WRITTEN EXERCISE — Pick out each line of the records in which the word "Amount" appears.

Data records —
════

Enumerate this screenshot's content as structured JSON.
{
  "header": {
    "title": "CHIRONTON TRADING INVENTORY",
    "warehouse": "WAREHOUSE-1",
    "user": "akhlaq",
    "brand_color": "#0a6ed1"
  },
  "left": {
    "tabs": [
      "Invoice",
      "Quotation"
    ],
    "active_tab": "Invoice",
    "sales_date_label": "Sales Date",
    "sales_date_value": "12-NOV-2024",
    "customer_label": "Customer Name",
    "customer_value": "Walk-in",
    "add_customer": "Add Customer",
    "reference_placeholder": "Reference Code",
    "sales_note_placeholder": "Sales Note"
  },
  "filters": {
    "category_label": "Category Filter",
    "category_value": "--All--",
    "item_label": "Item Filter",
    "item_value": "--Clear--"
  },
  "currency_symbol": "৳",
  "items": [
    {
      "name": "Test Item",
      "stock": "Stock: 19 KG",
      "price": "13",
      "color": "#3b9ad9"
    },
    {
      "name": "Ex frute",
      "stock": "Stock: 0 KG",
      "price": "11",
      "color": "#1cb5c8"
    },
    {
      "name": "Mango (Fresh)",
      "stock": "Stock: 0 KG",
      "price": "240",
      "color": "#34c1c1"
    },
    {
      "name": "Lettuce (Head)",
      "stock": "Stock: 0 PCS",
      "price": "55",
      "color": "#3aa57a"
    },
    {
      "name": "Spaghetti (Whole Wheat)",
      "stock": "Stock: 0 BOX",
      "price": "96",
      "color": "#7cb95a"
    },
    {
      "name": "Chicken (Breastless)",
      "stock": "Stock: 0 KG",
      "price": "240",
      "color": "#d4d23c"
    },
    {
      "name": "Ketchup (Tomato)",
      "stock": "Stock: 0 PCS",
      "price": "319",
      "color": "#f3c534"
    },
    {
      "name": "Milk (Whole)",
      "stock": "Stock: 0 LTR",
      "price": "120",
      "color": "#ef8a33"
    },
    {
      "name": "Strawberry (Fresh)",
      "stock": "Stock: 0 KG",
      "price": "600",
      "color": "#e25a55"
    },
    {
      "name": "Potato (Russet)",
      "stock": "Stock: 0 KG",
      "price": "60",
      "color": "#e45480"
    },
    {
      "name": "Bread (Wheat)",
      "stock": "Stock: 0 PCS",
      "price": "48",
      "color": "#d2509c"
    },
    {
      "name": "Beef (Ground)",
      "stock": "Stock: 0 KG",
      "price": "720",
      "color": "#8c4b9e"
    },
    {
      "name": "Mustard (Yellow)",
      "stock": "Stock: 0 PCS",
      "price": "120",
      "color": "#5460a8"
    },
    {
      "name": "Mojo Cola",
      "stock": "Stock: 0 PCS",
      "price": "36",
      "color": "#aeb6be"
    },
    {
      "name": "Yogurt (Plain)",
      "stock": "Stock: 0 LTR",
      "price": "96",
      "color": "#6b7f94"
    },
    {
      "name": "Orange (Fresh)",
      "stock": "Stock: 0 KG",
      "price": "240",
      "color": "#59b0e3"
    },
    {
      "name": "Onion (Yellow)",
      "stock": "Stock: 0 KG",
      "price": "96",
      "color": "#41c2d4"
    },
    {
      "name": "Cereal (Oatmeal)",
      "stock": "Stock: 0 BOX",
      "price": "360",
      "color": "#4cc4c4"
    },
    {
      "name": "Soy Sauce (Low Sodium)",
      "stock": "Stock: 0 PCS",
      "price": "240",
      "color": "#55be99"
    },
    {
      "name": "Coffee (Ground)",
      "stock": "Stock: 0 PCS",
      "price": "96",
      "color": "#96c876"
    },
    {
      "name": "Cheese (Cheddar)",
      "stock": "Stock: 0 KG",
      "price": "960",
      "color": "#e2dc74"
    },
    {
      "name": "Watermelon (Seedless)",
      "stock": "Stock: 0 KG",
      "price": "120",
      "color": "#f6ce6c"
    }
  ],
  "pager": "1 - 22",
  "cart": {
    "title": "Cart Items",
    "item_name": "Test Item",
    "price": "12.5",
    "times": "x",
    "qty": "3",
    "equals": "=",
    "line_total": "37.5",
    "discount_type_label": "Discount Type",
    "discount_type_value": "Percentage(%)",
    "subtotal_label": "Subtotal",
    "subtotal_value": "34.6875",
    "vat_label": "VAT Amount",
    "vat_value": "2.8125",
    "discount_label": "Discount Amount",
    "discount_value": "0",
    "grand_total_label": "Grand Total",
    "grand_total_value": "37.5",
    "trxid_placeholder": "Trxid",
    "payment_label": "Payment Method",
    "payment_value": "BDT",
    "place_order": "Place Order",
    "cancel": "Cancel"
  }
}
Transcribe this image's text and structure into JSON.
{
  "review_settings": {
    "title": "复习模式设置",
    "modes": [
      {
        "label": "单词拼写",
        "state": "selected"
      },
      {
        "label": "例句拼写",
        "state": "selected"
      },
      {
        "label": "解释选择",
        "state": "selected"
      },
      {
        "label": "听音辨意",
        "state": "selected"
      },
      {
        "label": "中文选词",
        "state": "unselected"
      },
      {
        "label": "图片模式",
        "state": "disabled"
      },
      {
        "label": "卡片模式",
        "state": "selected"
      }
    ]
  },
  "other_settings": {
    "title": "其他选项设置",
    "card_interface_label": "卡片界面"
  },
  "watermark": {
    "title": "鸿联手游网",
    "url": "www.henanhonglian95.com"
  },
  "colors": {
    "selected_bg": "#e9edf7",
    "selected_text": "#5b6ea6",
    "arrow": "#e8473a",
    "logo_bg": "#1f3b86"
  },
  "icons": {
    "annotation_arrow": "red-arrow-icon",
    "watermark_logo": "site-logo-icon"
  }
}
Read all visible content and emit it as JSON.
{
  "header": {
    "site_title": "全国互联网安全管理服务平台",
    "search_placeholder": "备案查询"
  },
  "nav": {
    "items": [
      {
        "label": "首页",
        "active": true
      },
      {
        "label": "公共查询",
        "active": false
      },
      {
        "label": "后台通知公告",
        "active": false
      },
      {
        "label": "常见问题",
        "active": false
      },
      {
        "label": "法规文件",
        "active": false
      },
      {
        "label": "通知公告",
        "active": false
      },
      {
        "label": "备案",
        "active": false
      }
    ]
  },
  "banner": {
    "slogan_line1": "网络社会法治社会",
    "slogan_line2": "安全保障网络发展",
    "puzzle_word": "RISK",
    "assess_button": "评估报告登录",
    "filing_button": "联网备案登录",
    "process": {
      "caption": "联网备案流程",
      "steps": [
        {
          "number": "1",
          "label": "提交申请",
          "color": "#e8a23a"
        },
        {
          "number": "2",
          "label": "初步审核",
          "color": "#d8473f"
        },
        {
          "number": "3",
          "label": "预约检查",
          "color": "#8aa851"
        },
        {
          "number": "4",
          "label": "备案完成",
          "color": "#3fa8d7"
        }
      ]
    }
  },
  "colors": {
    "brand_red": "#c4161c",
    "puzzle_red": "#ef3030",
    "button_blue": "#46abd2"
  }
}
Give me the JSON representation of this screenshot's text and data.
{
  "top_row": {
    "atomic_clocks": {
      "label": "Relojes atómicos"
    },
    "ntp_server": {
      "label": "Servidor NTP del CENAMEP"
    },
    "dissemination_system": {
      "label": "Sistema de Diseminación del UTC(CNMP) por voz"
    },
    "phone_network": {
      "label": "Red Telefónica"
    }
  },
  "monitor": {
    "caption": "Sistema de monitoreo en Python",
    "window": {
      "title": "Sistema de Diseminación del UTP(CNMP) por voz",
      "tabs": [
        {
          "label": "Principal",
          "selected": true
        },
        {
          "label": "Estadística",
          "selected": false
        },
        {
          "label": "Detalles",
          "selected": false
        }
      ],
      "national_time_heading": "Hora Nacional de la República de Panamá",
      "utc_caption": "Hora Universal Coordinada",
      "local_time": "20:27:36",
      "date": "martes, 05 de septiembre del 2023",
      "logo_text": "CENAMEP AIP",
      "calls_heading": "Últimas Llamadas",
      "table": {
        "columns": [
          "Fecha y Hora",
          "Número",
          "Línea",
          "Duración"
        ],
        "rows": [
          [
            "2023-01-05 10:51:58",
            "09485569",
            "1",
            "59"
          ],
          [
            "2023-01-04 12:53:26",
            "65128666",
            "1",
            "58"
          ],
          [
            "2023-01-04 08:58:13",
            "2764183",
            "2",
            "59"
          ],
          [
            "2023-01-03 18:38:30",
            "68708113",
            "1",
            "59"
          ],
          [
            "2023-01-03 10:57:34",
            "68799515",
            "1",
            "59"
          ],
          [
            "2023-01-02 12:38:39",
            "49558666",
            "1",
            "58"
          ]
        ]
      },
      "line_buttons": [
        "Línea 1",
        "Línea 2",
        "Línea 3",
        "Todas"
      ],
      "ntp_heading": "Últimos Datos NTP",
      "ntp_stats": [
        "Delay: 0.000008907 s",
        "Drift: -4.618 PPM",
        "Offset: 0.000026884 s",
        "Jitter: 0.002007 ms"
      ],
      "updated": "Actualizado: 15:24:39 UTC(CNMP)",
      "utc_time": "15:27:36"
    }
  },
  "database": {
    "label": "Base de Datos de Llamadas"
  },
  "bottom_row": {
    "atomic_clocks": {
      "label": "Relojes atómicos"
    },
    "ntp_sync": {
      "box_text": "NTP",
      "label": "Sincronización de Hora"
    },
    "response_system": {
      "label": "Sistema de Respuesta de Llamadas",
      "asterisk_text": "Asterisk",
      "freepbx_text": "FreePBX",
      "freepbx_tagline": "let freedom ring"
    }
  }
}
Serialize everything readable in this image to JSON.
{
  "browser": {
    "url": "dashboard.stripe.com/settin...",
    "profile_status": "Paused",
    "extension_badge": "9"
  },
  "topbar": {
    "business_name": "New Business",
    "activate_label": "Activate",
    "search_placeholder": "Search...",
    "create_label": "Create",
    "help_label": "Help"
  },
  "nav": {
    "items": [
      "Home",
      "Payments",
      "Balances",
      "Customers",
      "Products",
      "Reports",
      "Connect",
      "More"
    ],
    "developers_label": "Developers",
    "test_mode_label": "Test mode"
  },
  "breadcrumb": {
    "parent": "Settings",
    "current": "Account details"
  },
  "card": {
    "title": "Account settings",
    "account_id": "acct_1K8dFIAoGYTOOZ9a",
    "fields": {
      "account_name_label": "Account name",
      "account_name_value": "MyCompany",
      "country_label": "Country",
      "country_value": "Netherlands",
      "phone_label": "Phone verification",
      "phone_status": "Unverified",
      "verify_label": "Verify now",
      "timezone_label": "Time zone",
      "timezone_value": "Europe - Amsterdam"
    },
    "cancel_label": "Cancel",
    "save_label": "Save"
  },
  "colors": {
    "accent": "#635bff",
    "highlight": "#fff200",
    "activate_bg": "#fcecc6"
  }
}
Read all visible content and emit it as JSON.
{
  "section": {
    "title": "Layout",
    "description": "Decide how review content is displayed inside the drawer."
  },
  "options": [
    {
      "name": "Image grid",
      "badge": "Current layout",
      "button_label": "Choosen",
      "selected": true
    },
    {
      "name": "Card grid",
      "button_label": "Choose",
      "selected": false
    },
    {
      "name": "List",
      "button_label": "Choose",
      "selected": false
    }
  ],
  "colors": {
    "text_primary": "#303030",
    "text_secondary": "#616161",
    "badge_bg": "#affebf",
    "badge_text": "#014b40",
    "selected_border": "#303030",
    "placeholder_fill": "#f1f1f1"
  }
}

════

FINAL RESULT —
    "vat_label": "VAT Amount",
    "discount_label": "Discount Amount",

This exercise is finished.